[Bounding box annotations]
[start]

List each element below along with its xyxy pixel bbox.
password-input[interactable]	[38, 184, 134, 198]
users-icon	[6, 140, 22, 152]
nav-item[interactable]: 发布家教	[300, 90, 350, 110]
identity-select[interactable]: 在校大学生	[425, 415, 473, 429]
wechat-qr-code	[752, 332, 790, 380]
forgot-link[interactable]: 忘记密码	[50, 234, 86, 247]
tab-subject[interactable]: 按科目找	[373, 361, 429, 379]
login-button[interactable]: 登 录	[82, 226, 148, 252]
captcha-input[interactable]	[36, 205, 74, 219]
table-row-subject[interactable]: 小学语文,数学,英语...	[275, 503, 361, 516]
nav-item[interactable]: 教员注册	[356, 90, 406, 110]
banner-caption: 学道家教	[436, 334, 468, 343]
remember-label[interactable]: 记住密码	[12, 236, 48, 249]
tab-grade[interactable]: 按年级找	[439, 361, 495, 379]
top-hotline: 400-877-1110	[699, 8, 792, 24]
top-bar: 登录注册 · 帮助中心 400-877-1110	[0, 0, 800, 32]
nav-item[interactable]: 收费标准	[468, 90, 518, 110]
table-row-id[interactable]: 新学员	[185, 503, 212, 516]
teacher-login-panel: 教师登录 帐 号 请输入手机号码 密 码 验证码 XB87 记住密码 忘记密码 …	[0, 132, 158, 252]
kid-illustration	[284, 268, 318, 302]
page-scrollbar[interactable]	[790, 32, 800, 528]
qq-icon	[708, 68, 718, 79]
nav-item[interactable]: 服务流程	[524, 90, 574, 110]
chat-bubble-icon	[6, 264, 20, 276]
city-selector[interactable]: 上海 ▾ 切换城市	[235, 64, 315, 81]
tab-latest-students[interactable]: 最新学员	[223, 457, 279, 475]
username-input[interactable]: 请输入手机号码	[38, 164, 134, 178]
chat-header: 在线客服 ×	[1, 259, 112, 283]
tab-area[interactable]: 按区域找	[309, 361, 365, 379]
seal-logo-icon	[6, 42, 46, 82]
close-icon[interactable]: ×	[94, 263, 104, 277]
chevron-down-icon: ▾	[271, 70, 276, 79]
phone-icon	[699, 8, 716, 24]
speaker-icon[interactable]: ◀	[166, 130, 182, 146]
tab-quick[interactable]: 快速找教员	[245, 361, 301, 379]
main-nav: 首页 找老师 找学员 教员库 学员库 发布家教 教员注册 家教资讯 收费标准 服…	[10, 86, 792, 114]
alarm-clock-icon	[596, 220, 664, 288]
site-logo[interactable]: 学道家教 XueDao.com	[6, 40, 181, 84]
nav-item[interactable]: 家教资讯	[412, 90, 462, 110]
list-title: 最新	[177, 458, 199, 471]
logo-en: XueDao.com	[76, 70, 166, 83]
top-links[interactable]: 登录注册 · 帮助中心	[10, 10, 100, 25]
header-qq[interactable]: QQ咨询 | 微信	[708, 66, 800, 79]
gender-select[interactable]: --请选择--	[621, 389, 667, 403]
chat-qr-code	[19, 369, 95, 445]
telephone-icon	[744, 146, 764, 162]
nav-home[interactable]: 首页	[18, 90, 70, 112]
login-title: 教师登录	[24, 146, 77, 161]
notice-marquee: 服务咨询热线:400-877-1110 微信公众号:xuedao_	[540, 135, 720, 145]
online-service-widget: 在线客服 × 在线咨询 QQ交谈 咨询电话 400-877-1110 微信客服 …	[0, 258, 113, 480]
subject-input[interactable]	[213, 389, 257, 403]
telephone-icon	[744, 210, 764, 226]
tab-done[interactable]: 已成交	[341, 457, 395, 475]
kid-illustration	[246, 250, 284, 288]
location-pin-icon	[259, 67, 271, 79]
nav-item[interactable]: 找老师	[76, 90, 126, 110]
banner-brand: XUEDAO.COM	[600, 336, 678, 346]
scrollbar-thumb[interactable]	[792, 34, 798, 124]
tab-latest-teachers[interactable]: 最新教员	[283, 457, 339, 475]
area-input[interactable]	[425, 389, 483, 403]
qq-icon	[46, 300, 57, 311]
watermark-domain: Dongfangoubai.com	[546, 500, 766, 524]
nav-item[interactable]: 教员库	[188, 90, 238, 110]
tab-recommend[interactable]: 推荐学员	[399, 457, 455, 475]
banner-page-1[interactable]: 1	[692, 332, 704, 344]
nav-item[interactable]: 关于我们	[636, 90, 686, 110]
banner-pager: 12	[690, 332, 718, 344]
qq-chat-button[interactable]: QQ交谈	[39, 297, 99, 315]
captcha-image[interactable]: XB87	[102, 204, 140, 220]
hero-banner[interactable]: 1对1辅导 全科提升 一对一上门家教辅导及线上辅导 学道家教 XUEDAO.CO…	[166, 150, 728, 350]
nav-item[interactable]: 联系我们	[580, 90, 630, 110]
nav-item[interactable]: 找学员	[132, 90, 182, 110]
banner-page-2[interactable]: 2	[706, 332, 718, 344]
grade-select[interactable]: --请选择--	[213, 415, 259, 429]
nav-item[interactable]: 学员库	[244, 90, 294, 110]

[end]
[start]

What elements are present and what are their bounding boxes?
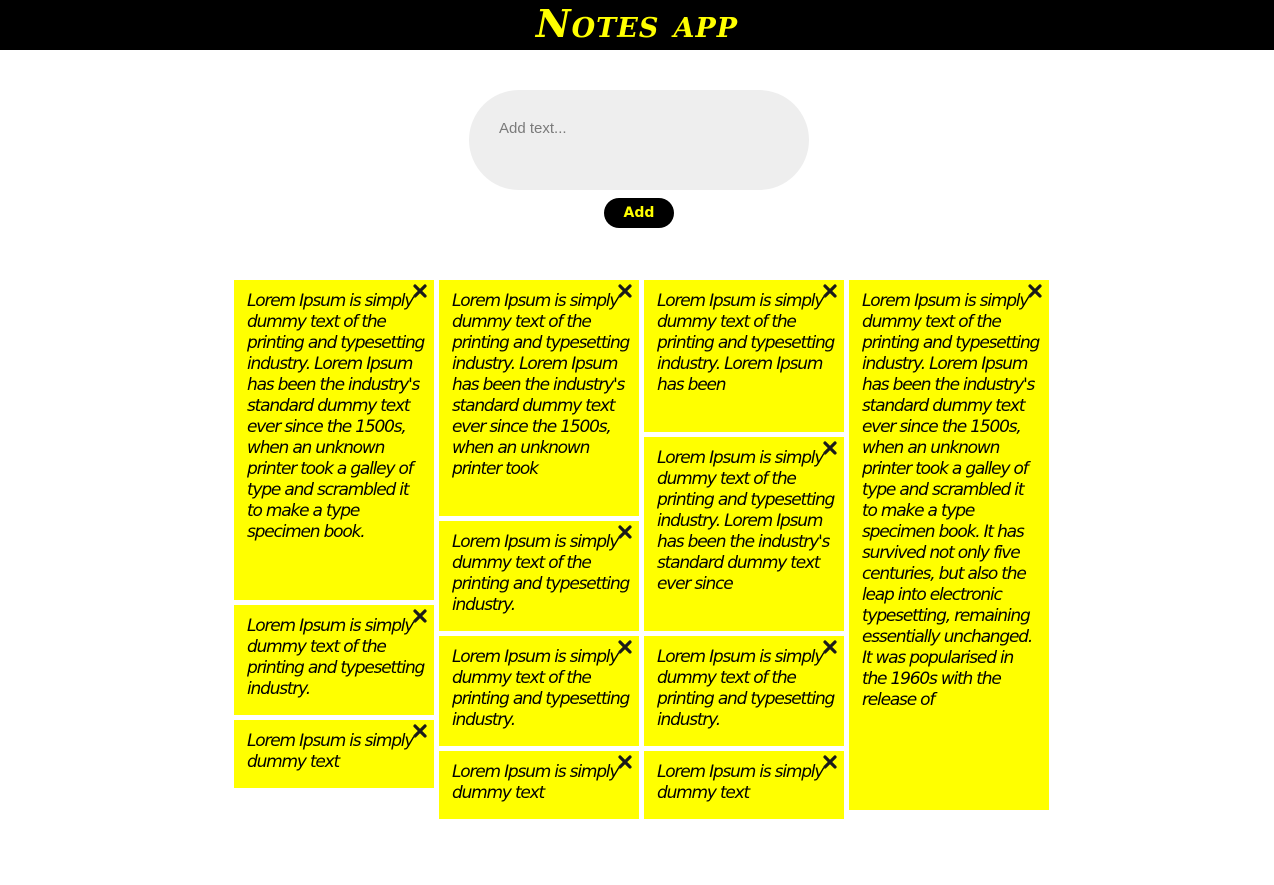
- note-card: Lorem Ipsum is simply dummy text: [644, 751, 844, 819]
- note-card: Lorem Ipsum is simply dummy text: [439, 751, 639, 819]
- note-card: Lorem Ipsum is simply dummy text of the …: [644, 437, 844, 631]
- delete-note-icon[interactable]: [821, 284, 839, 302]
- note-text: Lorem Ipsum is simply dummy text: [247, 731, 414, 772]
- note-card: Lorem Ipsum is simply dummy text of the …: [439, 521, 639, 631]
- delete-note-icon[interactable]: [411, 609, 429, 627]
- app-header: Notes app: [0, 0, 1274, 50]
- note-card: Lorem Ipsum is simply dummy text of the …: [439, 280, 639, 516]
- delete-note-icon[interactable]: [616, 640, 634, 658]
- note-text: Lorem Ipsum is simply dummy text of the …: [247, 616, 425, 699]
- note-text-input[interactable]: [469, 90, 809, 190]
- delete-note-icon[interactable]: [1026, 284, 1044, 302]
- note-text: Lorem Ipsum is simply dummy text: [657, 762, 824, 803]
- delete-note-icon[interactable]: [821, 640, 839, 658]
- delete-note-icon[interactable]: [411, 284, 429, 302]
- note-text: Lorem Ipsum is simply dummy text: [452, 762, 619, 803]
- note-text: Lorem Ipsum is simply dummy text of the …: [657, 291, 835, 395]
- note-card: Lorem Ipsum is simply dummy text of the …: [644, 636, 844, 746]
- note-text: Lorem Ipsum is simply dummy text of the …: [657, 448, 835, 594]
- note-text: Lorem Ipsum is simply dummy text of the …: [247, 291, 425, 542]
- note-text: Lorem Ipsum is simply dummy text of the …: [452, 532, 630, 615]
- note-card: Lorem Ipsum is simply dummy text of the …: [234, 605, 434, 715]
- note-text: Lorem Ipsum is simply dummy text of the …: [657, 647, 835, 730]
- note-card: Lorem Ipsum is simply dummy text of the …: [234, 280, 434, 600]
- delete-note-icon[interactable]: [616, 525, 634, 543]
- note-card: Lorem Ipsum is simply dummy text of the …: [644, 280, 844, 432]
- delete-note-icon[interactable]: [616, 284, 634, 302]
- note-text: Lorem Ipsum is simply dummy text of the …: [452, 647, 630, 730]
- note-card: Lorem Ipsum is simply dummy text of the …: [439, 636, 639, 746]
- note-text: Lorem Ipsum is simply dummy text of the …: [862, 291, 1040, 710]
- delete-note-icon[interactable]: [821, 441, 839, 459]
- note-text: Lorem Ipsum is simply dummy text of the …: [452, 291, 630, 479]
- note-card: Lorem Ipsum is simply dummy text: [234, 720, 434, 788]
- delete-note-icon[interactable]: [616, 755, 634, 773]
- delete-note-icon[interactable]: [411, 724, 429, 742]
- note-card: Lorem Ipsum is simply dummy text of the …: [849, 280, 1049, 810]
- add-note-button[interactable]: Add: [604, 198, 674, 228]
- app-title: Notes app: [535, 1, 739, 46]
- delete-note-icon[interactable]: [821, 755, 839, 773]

[end]

__WRITTEN TASK__. Copy out the lines of the material from the line with "List each element" to the line with "361, 429, 379]", including both of those lines, without any changes.

__FULL RESPONSE__.
List each element below along with its xyxy pixel bbox.
password-input[interactable]	[38, 184, 134, 198]
users-icon	[6, 140, 22, 152]
nav-item[interactable]: 发布家教	[300, 90, 350, 110]
identity-select[interactable]: 在校大学生	[425, 415, 473, 429]
wechat-qr-code	[752, 332, 790, 380]
forgot-link[interactable]: 忘记密码	[50, 234, 86, 247]
tab-subject[interactable]: 按科目找	[373, 361, 429, 379]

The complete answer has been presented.